--- start Record set ---

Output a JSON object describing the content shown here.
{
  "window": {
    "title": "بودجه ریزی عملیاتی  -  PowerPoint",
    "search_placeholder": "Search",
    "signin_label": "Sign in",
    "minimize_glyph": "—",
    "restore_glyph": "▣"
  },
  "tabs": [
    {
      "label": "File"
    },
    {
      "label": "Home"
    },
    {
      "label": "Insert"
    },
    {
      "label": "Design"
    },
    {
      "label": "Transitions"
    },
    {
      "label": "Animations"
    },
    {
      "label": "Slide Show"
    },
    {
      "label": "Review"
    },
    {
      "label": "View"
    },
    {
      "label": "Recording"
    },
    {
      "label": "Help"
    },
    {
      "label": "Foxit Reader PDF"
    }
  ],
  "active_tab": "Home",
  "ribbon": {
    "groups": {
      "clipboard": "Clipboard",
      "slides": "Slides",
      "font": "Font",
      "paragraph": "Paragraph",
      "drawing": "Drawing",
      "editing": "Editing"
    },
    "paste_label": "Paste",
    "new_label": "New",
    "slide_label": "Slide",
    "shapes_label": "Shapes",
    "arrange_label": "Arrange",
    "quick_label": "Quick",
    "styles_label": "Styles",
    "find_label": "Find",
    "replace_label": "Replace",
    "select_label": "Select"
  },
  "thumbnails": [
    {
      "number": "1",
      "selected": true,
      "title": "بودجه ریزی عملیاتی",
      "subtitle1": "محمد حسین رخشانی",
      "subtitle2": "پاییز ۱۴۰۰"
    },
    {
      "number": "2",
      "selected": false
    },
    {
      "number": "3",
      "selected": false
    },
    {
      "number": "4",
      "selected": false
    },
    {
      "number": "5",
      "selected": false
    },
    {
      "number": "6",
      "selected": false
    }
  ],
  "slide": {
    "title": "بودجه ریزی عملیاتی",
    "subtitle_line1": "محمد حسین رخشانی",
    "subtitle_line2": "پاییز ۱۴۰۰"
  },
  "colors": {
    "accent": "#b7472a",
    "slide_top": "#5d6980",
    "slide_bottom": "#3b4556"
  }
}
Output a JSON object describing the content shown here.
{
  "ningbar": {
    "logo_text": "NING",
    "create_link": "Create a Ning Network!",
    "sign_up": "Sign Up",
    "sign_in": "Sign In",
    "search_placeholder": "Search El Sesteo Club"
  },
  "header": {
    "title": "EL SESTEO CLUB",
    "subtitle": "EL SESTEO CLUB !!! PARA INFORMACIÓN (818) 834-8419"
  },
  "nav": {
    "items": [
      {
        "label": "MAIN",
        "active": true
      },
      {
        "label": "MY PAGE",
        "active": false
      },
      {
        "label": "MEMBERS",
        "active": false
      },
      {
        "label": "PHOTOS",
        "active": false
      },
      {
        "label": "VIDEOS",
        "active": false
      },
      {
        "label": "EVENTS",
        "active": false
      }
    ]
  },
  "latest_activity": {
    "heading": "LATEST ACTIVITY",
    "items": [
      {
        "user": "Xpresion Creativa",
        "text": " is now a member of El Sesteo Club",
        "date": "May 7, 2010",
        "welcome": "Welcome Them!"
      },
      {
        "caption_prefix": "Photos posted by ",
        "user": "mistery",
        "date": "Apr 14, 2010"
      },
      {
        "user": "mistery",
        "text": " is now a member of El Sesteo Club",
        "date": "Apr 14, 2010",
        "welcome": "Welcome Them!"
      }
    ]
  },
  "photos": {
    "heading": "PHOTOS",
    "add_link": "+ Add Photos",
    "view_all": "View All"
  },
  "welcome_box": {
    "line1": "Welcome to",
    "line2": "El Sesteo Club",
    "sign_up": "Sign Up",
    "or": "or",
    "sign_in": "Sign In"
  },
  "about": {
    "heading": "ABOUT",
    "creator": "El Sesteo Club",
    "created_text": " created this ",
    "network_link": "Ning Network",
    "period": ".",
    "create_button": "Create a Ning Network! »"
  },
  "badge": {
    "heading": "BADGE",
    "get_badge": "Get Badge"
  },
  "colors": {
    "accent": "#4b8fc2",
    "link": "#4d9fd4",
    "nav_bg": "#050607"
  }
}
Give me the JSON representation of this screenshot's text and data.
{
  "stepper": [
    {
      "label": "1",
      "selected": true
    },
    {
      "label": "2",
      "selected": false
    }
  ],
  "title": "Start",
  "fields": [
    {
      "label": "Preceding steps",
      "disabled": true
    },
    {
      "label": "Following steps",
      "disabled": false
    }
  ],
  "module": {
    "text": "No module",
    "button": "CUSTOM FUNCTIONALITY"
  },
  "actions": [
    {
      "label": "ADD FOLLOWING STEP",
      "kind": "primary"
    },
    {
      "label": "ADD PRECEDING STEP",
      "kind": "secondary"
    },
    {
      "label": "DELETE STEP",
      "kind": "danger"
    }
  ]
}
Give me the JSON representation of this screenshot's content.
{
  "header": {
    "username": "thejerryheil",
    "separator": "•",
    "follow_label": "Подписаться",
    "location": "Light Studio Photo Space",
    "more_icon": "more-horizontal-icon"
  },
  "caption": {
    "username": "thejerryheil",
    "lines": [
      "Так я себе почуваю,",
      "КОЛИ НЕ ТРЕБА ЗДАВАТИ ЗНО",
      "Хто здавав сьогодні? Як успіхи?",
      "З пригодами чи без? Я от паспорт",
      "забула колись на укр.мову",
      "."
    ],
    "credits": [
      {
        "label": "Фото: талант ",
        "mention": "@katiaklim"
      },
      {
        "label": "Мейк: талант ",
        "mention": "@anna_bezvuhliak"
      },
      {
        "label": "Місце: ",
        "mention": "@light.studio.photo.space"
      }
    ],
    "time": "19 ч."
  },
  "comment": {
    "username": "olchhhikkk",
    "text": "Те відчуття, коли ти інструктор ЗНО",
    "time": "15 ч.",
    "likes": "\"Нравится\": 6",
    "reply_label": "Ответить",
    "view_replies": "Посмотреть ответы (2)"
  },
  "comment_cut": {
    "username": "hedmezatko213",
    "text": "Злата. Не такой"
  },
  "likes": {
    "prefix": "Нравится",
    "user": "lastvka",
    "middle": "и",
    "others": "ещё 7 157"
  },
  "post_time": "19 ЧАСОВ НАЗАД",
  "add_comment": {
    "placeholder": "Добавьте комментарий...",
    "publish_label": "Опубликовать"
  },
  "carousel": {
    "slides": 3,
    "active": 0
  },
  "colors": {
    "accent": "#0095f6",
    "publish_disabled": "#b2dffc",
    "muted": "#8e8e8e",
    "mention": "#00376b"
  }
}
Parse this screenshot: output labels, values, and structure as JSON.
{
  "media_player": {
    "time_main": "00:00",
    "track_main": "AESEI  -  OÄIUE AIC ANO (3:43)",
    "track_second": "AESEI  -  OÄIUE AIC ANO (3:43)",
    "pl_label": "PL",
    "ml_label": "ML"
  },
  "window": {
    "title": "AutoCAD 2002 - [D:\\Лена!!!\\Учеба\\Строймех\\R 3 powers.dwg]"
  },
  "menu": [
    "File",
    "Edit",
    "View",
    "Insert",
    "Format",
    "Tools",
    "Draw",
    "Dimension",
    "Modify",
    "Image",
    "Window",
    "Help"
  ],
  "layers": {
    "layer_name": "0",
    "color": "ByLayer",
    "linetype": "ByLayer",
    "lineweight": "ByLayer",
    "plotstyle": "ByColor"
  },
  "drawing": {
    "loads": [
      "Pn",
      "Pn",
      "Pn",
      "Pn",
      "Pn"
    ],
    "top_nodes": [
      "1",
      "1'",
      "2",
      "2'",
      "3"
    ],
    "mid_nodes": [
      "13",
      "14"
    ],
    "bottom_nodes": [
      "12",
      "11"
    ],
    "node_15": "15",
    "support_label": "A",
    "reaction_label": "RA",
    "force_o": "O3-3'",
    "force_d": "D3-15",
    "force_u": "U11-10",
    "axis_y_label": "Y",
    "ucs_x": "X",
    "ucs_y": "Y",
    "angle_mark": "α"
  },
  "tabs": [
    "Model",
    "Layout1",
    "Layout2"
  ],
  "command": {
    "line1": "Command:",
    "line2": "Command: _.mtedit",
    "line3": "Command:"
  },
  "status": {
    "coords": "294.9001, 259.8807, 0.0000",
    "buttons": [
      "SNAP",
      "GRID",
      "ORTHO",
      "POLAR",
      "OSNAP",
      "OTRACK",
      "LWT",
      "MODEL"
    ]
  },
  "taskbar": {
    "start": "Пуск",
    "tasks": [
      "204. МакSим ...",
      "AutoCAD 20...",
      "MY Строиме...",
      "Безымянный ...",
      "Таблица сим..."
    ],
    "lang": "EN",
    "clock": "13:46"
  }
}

--- end Record set ---

* **What to do**
Across the data, tally the lines containing "representation" and give back the number alone.

* **Result for this exercise**
2